- Instructions to follow
Extract, from the records beneath this instruction, each line that contains the word "Diego".

Data excerpts
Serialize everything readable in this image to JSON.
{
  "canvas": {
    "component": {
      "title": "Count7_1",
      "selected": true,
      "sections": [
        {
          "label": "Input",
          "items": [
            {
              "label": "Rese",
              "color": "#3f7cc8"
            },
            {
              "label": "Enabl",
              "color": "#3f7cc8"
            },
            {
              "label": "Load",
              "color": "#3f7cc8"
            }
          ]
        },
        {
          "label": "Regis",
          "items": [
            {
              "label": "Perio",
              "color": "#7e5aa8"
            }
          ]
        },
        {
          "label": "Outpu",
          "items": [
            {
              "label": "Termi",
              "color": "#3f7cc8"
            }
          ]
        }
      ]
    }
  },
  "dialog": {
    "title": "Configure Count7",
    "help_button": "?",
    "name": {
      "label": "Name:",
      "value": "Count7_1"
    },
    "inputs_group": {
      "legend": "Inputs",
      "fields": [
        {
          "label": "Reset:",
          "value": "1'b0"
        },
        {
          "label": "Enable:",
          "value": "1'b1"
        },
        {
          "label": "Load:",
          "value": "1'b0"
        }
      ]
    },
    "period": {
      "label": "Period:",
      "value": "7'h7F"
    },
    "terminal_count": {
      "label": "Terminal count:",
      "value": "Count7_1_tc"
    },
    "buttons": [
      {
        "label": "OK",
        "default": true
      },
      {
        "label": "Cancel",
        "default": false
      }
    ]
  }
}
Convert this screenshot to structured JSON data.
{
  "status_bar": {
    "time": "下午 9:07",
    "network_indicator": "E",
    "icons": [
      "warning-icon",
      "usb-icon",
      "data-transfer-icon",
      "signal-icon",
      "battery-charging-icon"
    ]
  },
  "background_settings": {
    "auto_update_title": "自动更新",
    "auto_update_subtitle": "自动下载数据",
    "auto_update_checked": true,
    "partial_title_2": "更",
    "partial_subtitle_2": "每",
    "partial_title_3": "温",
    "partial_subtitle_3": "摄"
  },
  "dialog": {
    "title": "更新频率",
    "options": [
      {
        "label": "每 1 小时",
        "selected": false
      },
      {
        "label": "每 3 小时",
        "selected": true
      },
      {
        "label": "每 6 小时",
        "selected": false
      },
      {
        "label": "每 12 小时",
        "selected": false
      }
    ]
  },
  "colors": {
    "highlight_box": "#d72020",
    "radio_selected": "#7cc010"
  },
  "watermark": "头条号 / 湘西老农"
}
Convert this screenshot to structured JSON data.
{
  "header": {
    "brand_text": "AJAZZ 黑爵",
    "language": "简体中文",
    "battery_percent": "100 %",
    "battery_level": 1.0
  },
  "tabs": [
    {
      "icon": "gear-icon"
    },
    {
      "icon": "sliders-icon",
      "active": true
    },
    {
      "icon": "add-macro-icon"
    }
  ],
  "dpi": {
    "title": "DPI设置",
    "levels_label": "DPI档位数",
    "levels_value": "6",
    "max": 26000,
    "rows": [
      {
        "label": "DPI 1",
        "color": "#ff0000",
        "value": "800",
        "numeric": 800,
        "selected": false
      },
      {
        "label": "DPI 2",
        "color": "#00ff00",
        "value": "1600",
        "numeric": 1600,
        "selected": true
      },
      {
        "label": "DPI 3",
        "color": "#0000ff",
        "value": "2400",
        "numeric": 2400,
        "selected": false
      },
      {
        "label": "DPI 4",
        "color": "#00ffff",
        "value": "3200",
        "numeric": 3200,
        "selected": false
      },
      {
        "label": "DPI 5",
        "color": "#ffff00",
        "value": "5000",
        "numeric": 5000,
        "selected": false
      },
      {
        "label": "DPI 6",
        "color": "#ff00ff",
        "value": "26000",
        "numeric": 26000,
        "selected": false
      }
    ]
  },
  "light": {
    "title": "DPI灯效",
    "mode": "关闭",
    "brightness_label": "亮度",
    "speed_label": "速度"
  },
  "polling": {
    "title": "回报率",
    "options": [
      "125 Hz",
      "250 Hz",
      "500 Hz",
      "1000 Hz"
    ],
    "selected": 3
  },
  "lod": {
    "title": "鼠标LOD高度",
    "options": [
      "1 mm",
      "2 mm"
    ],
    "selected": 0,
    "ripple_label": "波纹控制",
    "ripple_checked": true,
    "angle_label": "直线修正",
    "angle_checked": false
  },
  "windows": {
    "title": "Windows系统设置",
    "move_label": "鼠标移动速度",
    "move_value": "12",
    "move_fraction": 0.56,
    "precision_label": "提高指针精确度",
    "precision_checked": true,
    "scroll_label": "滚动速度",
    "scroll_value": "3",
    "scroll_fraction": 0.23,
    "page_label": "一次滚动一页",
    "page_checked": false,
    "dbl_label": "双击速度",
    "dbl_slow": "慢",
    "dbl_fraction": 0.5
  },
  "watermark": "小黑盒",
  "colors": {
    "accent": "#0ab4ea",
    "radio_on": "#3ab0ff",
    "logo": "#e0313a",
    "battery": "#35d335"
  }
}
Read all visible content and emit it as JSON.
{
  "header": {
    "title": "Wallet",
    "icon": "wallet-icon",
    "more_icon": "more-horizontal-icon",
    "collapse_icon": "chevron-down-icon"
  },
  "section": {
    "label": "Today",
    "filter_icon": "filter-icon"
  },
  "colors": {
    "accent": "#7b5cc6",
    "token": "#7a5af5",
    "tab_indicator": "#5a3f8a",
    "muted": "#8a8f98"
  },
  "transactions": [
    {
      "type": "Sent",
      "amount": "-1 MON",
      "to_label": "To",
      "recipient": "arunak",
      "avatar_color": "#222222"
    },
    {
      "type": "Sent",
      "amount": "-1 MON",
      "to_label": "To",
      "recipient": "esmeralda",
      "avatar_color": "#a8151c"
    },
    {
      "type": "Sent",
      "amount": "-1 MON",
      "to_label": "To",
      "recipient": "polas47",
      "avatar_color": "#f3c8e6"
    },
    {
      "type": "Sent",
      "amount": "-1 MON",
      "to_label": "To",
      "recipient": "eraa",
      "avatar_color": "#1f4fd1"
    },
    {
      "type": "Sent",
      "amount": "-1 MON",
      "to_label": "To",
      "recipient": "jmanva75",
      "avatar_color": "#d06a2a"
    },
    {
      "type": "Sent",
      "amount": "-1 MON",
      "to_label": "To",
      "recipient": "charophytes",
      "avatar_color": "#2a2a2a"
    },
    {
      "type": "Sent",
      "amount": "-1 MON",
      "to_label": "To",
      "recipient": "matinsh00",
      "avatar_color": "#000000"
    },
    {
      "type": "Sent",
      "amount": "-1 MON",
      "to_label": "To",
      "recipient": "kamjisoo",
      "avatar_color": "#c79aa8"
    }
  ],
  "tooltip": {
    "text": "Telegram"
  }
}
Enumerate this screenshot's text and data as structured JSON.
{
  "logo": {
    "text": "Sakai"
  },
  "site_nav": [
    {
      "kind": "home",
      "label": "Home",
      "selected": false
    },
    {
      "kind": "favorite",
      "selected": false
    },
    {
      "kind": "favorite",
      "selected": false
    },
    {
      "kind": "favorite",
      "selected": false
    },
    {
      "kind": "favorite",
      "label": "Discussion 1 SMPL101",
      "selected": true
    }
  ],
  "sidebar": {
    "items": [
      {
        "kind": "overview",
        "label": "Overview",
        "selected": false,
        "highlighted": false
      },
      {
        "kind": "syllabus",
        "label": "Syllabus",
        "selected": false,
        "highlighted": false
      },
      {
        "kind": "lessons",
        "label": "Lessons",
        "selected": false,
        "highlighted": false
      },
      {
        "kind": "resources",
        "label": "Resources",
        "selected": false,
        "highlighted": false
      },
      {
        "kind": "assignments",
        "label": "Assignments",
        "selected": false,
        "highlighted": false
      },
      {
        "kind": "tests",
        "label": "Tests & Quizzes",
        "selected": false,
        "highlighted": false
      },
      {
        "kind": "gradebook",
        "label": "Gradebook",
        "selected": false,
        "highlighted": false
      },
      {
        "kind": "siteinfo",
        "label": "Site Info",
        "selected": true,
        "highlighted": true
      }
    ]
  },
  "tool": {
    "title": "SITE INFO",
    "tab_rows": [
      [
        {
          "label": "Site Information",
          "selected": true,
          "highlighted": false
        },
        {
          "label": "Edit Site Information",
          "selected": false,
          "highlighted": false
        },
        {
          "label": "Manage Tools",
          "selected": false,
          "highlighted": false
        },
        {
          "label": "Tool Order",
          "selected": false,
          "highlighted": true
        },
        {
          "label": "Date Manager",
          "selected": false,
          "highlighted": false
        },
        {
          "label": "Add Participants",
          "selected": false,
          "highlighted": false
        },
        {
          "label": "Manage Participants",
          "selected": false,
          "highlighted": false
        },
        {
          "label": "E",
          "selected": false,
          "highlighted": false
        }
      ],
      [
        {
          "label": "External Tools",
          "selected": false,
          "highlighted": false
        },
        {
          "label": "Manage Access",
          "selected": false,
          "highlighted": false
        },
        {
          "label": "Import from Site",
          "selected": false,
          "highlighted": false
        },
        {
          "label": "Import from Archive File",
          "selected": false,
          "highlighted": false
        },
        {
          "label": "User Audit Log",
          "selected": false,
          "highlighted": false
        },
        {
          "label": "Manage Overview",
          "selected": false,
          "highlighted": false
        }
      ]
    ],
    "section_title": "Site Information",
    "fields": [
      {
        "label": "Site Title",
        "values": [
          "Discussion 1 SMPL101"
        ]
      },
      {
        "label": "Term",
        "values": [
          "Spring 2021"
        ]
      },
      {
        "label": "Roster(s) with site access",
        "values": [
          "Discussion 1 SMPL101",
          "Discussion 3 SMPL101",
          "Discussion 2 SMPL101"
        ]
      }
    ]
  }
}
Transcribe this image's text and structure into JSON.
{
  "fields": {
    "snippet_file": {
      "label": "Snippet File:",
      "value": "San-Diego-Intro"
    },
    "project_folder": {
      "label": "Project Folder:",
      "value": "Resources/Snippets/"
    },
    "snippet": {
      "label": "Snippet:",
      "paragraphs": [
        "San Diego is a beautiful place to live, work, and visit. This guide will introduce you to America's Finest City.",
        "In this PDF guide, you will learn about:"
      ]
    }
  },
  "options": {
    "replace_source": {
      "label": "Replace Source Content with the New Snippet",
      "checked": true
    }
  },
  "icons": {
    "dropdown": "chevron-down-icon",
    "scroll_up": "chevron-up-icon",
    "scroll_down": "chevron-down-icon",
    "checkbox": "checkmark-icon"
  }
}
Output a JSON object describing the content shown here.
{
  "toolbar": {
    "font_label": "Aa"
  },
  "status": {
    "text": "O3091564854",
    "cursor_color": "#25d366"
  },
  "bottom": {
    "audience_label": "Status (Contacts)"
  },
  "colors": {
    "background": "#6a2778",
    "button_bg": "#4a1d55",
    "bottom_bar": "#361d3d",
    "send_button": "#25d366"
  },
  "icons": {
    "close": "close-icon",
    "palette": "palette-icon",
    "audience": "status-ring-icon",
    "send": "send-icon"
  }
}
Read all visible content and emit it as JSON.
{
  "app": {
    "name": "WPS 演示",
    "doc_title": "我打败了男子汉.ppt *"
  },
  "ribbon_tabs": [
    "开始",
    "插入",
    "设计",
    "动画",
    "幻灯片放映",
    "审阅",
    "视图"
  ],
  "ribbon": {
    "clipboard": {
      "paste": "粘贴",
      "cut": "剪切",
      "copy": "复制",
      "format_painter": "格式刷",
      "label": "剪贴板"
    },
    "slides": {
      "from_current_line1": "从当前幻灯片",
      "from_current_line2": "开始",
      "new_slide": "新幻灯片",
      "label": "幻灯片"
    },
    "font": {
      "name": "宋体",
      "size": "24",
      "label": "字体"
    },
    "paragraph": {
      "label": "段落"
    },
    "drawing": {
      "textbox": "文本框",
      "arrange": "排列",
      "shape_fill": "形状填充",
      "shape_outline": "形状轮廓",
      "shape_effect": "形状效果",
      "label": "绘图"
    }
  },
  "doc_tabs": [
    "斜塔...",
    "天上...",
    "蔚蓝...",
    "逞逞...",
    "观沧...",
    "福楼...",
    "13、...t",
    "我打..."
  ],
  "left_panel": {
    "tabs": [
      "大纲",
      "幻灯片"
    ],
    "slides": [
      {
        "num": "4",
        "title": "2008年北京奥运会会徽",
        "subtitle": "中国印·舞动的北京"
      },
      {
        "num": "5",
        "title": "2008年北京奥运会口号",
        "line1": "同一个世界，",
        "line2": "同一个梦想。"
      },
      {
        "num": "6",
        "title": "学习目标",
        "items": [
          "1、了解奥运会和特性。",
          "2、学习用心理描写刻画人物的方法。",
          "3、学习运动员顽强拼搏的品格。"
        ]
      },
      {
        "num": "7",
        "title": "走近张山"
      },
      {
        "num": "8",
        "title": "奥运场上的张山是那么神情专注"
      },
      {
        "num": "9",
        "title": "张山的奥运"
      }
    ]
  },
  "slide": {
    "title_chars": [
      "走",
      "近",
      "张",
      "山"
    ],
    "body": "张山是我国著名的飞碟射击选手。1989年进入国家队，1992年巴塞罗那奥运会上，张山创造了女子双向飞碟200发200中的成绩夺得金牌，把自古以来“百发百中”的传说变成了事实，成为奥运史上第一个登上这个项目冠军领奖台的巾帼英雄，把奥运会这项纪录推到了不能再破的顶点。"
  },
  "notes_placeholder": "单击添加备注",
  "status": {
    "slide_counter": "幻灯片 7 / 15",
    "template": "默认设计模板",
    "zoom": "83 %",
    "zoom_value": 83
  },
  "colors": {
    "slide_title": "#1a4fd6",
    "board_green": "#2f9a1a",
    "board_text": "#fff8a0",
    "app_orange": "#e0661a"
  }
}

- Completed exercise
      "value": "San-Diego-Intro"
        "San Diego is a beautiful place to live, work, and visit. This guide will introduce you to America's Finest City.",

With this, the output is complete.